Begin Data listing

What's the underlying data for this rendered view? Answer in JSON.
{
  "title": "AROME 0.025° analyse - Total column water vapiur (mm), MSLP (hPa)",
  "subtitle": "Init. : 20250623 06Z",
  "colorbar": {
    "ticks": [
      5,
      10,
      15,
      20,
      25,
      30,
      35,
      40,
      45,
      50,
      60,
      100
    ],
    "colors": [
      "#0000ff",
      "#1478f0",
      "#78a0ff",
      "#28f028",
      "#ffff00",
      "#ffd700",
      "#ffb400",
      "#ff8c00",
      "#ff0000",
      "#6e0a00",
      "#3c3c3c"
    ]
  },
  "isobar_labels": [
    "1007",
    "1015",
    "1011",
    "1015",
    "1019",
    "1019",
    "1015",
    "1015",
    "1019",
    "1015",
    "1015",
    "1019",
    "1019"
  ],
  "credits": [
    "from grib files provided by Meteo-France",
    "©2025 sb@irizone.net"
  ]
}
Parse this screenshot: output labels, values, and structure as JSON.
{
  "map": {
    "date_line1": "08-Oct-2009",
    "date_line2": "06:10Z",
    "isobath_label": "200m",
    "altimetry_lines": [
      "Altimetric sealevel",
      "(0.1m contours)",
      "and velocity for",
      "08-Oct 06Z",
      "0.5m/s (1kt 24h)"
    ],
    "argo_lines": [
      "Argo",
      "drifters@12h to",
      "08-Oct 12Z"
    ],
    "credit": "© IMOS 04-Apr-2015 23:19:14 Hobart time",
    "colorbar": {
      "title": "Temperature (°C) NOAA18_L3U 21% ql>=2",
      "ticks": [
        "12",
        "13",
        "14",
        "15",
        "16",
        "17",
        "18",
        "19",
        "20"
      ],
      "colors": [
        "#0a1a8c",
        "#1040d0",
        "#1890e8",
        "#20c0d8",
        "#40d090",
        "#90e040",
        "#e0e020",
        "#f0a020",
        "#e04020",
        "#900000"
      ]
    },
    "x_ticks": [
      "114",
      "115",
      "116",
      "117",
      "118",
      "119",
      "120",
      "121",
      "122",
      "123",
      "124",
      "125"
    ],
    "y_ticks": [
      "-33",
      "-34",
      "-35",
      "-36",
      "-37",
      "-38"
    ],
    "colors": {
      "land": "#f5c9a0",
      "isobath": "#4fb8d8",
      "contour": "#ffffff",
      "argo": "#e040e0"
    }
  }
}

End Data listing

The required output is the number of lines containing the word "JSON", and nothing besides.

# Output of the task
2